↓

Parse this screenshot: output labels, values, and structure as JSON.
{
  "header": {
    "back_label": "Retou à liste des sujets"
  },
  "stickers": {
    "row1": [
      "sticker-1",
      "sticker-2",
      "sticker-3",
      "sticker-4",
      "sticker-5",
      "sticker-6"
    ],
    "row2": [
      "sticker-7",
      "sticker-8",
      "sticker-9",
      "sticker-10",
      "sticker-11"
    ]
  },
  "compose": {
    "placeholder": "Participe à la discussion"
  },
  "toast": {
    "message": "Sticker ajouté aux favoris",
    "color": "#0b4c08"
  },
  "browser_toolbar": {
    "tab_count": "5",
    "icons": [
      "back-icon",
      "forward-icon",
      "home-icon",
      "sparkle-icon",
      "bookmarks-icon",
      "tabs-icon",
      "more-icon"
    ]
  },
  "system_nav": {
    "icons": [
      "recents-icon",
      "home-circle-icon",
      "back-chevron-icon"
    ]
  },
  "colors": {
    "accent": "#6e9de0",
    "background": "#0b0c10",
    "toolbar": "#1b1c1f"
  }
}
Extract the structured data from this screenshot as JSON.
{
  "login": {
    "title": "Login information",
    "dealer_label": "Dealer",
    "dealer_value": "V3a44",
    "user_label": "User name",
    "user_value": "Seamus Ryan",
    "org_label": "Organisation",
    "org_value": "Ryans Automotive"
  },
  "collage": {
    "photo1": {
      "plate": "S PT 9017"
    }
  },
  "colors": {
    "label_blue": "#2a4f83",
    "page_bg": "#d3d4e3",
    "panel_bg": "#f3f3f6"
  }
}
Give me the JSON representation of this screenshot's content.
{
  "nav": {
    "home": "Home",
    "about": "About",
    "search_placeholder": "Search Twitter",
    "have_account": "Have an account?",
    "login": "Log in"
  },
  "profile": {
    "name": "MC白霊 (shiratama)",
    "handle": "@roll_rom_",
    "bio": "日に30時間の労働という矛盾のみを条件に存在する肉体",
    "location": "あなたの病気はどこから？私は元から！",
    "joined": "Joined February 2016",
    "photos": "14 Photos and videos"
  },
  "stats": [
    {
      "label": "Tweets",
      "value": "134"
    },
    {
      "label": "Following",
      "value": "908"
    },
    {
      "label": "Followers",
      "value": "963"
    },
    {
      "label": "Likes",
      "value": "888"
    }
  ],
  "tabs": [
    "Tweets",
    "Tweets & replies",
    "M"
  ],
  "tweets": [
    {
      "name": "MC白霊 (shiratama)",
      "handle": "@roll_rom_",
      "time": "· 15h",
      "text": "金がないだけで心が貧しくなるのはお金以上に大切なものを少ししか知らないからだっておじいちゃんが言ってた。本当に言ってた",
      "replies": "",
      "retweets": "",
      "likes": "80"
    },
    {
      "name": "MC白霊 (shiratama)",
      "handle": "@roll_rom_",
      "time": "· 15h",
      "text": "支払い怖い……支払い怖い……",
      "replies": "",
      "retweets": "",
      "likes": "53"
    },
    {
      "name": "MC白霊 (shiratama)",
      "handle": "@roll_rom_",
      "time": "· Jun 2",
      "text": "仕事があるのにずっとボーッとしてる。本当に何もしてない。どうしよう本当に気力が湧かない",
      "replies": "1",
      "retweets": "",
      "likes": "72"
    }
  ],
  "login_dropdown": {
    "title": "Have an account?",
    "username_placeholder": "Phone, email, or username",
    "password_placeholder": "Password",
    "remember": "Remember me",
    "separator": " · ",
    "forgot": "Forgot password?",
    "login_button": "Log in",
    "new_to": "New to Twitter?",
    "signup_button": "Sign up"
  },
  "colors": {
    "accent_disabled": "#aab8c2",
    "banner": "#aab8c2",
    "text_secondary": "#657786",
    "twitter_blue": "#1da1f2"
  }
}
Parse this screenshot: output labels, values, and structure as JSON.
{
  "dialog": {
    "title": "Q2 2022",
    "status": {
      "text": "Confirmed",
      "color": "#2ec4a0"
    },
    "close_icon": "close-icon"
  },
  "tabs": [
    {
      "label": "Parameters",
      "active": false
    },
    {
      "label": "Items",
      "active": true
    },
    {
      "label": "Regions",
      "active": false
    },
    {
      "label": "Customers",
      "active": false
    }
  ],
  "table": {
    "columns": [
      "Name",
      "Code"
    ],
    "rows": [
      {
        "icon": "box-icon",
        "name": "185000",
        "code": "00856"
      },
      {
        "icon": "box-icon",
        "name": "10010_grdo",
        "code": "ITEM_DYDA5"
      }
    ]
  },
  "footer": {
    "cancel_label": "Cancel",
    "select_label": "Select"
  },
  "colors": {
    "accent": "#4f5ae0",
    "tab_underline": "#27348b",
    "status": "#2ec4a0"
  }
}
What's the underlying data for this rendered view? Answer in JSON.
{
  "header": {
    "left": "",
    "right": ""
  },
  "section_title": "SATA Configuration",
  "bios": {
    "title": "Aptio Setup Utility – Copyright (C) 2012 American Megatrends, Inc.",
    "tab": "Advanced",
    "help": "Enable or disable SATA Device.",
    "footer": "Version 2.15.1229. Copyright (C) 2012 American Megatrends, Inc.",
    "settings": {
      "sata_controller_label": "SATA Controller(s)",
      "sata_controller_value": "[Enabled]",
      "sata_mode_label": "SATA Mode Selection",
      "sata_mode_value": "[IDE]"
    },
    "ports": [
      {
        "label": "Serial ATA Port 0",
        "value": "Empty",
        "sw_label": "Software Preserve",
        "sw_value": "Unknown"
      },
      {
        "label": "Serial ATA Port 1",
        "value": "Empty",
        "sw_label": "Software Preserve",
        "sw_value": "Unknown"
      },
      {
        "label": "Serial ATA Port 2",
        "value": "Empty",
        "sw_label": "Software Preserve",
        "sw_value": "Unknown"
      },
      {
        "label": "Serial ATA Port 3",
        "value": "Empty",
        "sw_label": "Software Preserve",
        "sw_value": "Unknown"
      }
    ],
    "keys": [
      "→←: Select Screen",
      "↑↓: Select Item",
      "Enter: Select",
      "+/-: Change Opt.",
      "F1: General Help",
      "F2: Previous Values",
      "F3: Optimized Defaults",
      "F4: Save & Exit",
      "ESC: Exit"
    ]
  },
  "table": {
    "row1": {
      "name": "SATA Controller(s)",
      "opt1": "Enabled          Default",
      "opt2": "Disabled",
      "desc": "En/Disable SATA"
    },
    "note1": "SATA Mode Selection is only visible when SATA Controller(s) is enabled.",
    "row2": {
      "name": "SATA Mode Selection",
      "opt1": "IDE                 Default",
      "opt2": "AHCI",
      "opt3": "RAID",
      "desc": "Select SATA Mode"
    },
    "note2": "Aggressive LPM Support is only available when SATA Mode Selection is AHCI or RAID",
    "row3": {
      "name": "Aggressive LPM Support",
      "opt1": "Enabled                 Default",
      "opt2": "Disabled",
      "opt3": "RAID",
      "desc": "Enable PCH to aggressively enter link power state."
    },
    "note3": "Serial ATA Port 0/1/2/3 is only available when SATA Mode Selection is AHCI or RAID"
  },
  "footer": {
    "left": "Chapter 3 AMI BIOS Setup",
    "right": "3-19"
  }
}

↑

[REQUIRED WORK] Reproduce each entry above exactly, keeping every word.

[TASK SOLUTION]
Parse this screenshot: output labels, values, and structure as JSON.
{
  "header": {
    "back_label": "Retou à liste des sujets"
  },
  "stickers": {
    "row1": [
      "sticker-1",
      "sticker-2",
      "sticker-3",
      "sticker-4",
      "sticker-5",
      "sticker-6"
    ],
    "row2": [
      "sticker-7",
      "sticker-8",
      "sticker-9",
      "sticker-10",
      "sticker-11"
    ]
  },
  "compose": {
    "placeholder": "Participe à la discussion"
  },
  "toast": {
    "message": "Sticker ajouté aux favoris",
    "color": "#0b4c08"
  },
  "browser_toolbar": {
    "tab_count": "5",
    "icons": [
      "back-icon",
      "forward-icon",
      "home-icon",
      "sparkle-icon",
      "bookmarks-icon",
      "tabs-icon",
      "more-icon"
    ]
  },
  "system_nav": {
    "icons": [
      "recents-icon",
      "home-circle-icon",
      "back-chevron-icon"
    ]
  },
  "colors": {
    "accent": "#6e9de0",
    "background": "#0b0c10",
    "toolbar": "#1b1c1f"
  }
}
Extract the structured data from this screenshot as JSON.
{
  "login": {
    "title": "Login information",
    "dealer_label": "Dealer",
    "dealer_value": "V3a44",
    "user_label": "User name",
    "user_value": "Seamus Ryan",
    "org_label": "Organisation",
    "org_value": "Ryans Automotive"
  },
  "collage": {
    "photo1": {
      "plate": "S PT 9017"
    }
  },
  "colors": {
    "label_blue": "#2a4f83",
    "page_bg": "#d3d4e3",
    "panel_bg": "#f3f3f6"
  }
}
Give me the JSON representation of this screenshot's content.
{
  "nav": {
    "home": "Home",
    "about": "About",
    "search_placeholder": "Search Twitter",
    "have_account": "Have an account?",
    "login": "Log in"
  },
  "profile": {
    "name": "MC白霊 (shiratama)",
    "handle": "@roll_rom_",
    "bio": "日に30時間の労働という矛盾のみを条件に存在する肉体",
    "location": "あなたの病気はどこから？私は元から！",
    "joined": "Joined February 2016",
    "photos": "14 Photos and videos"
  },
  "stats": [
    {
      "label": "Tweets",
      "value": "134"
    },
    {
      "label": "Following",
      "value": "908"
    },
    {
      "label": "Followers",
      "value": "963"
    },
    {
      "label": "Likes",
      "value": "888"
    }
  ],
  "tabs": [
    "Tweets",
    "Tweets & replies",
    "M"
  ],
  "tweets": [
    {
      "name": "MC白霊 (shiratama)",
      "handle": "@roll_rom_",
      "time": "· 15h",
      "text": "金がないだけで心が貧しくなるのはお金以上に大切なものを少ししか知らないからだっておじいちゃんが言ってた。本当に言ってた",
      "replies": "",
      "retweets": "",
      "likes": "80"
    },
    {
      "name": "MC白霊 (shiratama)",
      "handle": "@roll_rom_",
      "time": "· 15h",
      "text": "支払い怖い……支払い怖い……",
      "replies": "",
      "retweets": "",
      "likes": "53"
    },
    {
      "name": "MC白霊 (shiratama)",
      "handle": "@roll_rom_",
      "time": "· Jun 2",
      "text": "仕事があるのにずっとボーッとしてる。本当に何もしてない。どうしよう本当に気力が湧かない",
      "replies": "1",
      "retweets": "",
      "likes": "72"
    }
  ],
  "login_dropdown": {
    "title": "Have an account?",
    "username_placeholder": "Phone, email, or username",
    "password_placeholder": "Password",
    "remember": "Remember me",
    "separator": " · ",
    "forgot": "Forgot password?",
    "login_button": "Log in",
    "new_to": "New to Twitter?",
    "signup_button": "Sign up"
  },
  "colors": {
    "accent_disabled": "#aab8c2",
    "banner": "#aab8c2",
    "text_secondary": "#657786",
    "twitter_blue": "#1da1f2"
  }
}
Parse this screenshot: output labels, values, and structure as JSON.
{
  "dialog": {
    "title": "Q2 2022",
    "status": {
      "text": "Confirmed",
      "color": "#2ec4a0"
    },
    "close_icon": "close-icon"
  },
  "tabs": [
    {
      "label": "Parameters",
      "active": false
    },
    {
      "label": "Items",
      "active": true
    },
    {
      "label": "Regions",
      "active": false
    },
    {
      "label": "Customers",
      "active": false
    }
  ],
  "table": {
    "columns": [
      "Name",
      "Code"
    ],
    "rows": [
      {
        "icon": "box-icon",
        "name": "185000",
        "code": "00856"
      },
      {
        "icon": "box-icon",
        "name": "10010_grdo",
        "code": "ITEM_DYDA5"
      }
    ]
  },
  "footer": {
    "cancel_label": "Cancel",
    "select_label": "Select"
  },
  "colors": {
    "accent": "#4f5ae0",
    "tab_underline": "#27348b",
    "status": "#2ec4a0"
  }
}
What's the underlying data for this rendered view? Answer in JSON.
{
  "header": {
    "left": "",
    "right": ""
  },
  "section_title": "SATA Configuration",
  "bios": {
    "title": "Aptio Setup Utility – Copyright (C) 2012 American Megatrends, Inc.",
    "tab": "Advanced",
    "help": "Enable or disable SATA Device.",
    "footer": "Version 2.15.1229. Copyright (C) 2012 American Megatrends, Inc.",
    "settings": {
      "sata_controller_label": "SATA Controller(s)",
      "sata_controller_value": "[Enabled]",
      "sata_mode_label": "SATA Mode Selection",
      "sata_mode_value": "[IDE]"
    },
    "ports": [
      {
        "label": "Serial ATA Port 0",
        "value": "Empty",
        "sw_label": "Software Preserve",
        "sw_value": "Unknown"
      },
      {
        "label": "Serial ATA Port 1",
        "value": "Empty",
        "sw_label": "Software Preserve",
        "sw_value": "Unknown"
      },
      {
        "label": "Serial ATA Port 2",
        "value": "Empty",
        "sw_label": "Software Preserve",
        "sw_value": "Unknown"
      },
      {
        "label": "Serial ATA Port 3",
        "value": "Empty",
        "sw_label": "Software Preserve",
        "sw_value": "Unknown"
      }
    ],
    "keys": [
      "→←: Select Screen",
      "↑↓: Select Item",
      "Enter: Select",
      "+/-: Change Opt.",
      "F1: General Help",
      "F2: Previous Values",
      "F3: Optimized Defaults",
      "F4: Save & Exit",
      "ESC: Exit"
    ]
  },
  "table": {
    "row1": {
      "name": "SATA Controller(s)",
      "opt1": "Enabled          Default",
      "opt2": "Disabled",
      "desc": "En/Disable SATA"
    },
    "note1": "SATA Mode Selection is only visible when SATA Controller(s) is enabled.",
    "row2": {
      "name": "SATA Mode Selection",
      "opt1": "IDE                 Default",
      "opt2": "AHCI",
      "opt3": "RAID",
      "desc": "Select SATA Mode"
    },
    "note2": "Aggressive LPM Support is only available when SATA Mode Selection is AHCI or RAID",
    "row3": {
      "name": "Aggressive LPM Support",
      "opt1": "Enabled                 Default",
      "opt2": "Disabled",
      "opt3": "RAID",
      "desc": "Enable PCH to aggressively enter link power state."
    },
    "note3": "Serial ATA Port 0/1/2/3 is only available when SATA Mode Selection is AHCI or RAID"
  },
  "footer": {
    "left": "Chapter 3 AMI BIOS Setup",
    "right": "3-19"
  }
}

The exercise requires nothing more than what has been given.